Restate every entry word for word.
•••••
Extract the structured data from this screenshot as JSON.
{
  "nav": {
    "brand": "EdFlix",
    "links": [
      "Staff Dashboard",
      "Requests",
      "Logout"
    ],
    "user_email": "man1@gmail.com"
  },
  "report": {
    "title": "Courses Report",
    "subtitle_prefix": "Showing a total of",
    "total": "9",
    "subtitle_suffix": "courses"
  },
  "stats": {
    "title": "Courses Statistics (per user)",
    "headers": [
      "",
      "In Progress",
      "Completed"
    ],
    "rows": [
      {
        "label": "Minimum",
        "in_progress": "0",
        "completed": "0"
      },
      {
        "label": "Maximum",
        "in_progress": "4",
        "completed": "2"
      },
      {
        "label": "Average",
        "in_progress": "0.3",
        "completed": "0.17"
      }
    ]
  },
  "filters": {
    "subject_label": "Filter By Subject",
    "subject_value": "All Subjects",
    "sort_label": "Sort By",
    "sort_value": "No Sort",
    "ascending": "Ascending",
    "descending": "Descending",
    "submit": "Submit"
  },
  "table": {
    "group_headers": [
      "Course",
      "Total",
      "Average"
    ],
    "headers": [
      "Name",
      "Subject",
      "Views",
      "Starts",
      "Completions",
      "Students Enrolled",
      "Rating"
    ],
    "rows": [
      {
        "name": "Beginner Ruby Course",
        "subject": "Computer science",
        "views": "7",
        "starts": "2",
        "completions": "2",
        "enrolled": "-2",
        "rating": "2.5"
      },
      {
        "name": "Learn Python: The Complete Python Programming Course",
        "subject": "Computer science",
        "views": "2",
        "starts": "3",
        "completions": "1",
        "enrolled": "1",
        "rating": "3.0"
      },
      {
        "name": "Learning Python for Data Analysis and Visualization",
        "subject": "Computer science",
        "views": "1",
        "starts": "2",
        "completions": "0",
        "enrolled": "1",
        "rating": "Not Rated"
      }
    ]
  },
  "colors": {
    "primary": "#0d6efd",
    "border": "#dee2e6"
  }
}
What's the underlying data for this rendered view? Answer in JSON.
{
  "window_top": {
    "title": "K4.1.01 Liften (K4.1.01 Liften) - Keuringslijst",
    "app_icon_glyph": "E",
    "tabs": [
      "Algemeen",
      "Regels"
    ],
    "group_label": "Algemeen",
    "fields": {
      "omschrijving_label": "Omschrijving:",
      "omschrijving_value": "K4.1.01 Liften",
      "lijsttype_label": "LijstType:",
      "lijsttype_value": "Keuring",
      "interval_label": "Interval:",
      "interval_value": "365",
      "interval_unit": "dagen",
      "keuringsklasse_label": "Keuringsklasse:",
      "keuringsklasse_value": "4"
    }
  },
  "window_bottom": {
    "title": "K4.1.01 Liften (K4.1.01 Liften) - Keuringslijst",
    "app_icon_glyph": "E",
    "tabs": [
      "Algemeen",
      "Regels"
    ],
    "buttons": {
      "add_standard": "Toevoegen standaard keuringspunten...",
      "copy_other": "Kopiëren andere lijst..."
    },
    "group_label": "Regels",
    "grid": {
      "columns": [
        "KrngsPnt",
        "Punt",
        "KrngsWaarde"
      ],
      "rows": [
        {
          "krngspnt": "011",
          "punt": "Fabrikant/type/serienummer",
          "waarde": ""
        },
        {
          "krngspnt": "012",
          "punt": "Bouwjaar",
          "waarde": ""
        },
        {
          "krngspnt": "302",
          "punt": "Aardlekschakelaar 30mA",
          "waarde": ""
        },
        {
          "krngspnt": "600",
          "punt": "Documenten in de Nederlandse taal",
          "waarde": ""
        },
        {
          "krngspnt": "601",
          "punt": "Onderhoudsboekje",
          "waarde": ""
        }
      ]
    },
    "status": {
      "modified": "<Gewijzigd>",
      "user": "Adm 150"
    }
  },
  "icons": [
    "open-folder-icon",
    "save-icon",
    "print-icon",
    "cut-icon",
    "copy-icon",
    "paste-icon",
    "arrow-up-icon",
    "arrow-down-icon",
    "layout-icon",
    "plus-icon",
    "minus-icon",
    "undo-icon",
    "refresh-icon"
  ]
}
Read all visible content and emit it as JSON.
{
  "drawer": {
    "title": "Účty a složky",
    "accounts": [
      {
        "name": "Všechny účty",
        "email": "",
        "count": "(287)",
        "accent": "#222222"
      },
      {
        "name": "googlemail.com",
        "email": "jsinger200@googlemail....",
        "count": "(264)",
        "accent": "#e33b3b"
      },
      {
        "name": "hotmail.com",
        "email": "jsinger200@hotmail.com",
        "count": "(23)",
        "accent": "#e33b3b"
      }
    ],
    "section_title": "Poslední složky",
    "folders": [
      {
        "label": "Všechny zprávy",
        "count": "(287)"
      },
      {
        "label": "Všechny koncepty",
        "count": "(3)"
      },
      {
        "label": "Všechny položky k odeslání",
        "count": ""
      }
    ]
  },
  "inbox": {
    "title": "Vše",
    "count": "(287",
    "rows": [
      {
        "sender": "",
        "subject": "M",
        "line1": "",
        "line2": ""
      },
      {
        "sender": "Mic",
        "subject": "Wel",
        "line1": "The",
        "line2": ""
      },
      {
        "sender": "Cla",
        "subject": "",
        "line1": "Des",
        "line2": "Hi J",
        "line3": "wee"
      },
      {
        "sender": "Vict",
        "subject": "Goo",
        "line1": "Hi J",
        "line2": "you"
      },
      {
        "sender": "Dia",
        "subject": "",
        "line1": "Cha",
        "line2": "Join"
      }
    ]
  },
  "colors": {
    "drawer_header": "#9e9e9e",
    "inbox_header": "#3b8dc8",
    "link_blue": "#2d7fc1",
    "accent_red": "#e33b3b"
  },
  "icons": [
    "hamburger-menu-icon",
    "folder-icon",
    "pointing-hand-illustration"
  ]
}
•••••
THE RESPONSE
Extract the structured data from this screenshot as JSON.
{
  "nav": {
    "brand": "EdFlix",
    "links": [
      "Staff Dashboard",
      "Requests",
      "Logout"
    ],
    "user_email": "man1@gmail.com"
  },
  "report": {
    "title": "Courses Report",
    "subtitle_prefix": "Showing a total of",
    "total": "9",
    "subtitle_suffix": "courses"
  },
  "stats": {
    "title": "Courses Statistics (per user)",
    "headers": [
      "",
      "In Progress",
      "Completed"
    ],
    "rows": [
      {
        "label": "Minimum",
        "in_progress": "0",
        "completed": "0"
      },
      {
        "label": "Maximum",
        "in_progress": "4",
        "completed": "2"
      },
      {
        "label": "Average",
        "in_progress": "0.3",
        "completed": "0.17"
      }
    ]
  },
  "filters": {
    "subject_label": "Filter By Subject",
    "subject_value": "All Subjects",
    "sort_label": "Sort By",
    "sort_value": "No Sort",
    "ascending": "Ascending",
    "descending": "Descending",
    "submit": "Submit"
  },
  "table": {
    "group_headers": [
      "Course",
      "Total",
      "Average"
    ],
    "headers": [
      "Name",
      "Subject",
      "Views",
      "Starts",
      "Completions",
      "Students Enrolled",
      "Rating"
    ],
    "rows": [
      {
        "name": "Beginner Ruby Course",
        "subject": "Computer science",
        "views": "7",
        "starts": "2",
        "completions": "2",
        "enrolled": "-2",
        "rating": "2.5"
      },
      {
        "name": "Learn Python: The Complete Python Programming Course",
        "subject": "Computer science",
        "views": "2",
        "starts": "3",
        "completions": "1",
        "enrolled": "1",
        "rating": "3.0"
      },
      {
        "name": "Learning Python for Data Analysis and Visualization",
        "subject": "Computer science",
        "views": "1",
        "starts": "2",
        "completions": "0",
        "enrolled": "1",
        "rating": "Not Rated"
      }
    ]
  },
  "colors": {
    "primary": "#0d6efd",
    "border": "#dee2e6"
  }
}
What's the underlying data for this rendered view? Answer in JSON.
{
  "window_top": {
    "title": "K4.1.01 Liften (K4.1.01 Liften) - Keuringslijst",
    "app_icon_glyph": "E",
    "tabs": [
      "Algemeen",
      "Regels"
    ],
    "group_label": "Algemeen",
    "fields": {
      "omschrijving_label": "Omschrijving:",
      "omschrijving_value": "K4.1.01 Liften",
      "lijsttype_label": "LijstType:",
      "lijsttype_value": "Keuring",
      "interval_label": "Interval:",
      "interval_value": "365",
      "interval_unit": "dagen",
      "keuringsklasse_label": "Keuringsklasse:",
      "keuringsklasse_value": "4"
    }
  },
  "window_bottom": {
    "title": "K4.1.01 Liften (K4.1.01 Liften) - Keuringslijst",
    "app_icon_glyph": "E",
    "tabs": [
      "Algemeen",
      "Regels"
    ],
    "buttons": {
      "add_standard": "Toevoegen standaard keuringspunten...",
      "copy_other": "Kopiëren andere lijst..."
    },
    "group_label": "Regels",
    "grid": {
      "columns": [
        "KrngsPnt",
        "Punt",
        "KrngsWaarde"
      ],
      "rows": [
        {
          "krngspnt": "011",
          "punt": "Fabrikant/type/serienummer",
          "waarde": ""
        },
        {
          "krngspnt": "012",
          "punt": "Bouwjaar",
          "waarde": ""
        },
        {
          "krngspnt": "302",
          "punt": "Aardlekschakelaar 30mA",
          "waarde": ""
        },
        {
          "krngspnt": "600",
          "punt": "Documenten in de Nederlandse taal",
          "waarde": ""
        },
        {
          "krngspnt": "601",
          "punt": "Onderhoudsboekje",
          "waarde": ""
        }
      ]
    },
    "status": {
      "modified": "<Gewijzigd>",
      "user": "Adm 150"
    }
  },
  "icons": [
    "open-folder-icon",
    "save-icon",
    "print-icon",
    "cut-icon",
    "copy-icon",
    "paste-icon",
    "arrow-up-icon",
    "arrow-down-icon",
    "layout-icon",
    "plus-icon",
    "minus-icon",
    "undo-icon",
    "refresh-icon"
  ]
}
Read all visible content and emit it as JSON.
{
  "drawer": {
    "title": "Účty a složky",
    "accounts": [
      {
        "name": "Všechny účty",
        "email": "",
        "count": "(287)",
        "accent": "#222222"
      },
      {
        "name": "googlemail.com",
        "email": "jsinger200@googlemail....",
        "count": "(264)",
        "accent": "#e33b3b"
      },
      {
        "name": "hotmail.com",
        "email": "jsinger200@hotmail.com",
        "count": "(23)",
        "accent": "#e33b3b"
      }
    ],
    "section_title": "Poslední složky",
    "folders": [
      {
        "label": "Všechny zprávy",
        "count": "(287)"
      },
      {
        "label": "Všechny koncepty",
        "count": "(3)"
      },
      {
        "label": "Všechny položky k odeslání",
        "count": ""
      }
    ]
  },
  "inbox": {
    "title": "Vše",
    "count": "(287",
    "rows": [
      {
        "sender": "",
        "subject": "M",
        "line1": "",
        "line2": ""
      },
      {
        "sender": "Mic",
        "subject": "Wel",
        "line1": "The",
        "line2": ""
      },
      {
        "sender": "Cla",
        "subject": "",
        "line1": "Des",
        "line2": "Hi J",
        "line3": "wee"
      },
      {
        "sender": "Vict",
        "subject": "Goo",
        "line1": "Hi J",
        "line2": "you"
      },
      {
        "sender": "Dia",
        "subject": "",
        "line1": "Cha",
        "line2": "Join"
      }
    ]
  },
  "colors": {
    "drawer_header": "#9e9e9e",
    "inbox_header": "#3b8dc8",
    "link_blue": "#2d7fc1",
    "accent_red": "#e33b3b"
  },
  "icons": [
    "hamburger-menu-icon",
    "folder-icon",
    "pointing-hand-illustration"
  ]
}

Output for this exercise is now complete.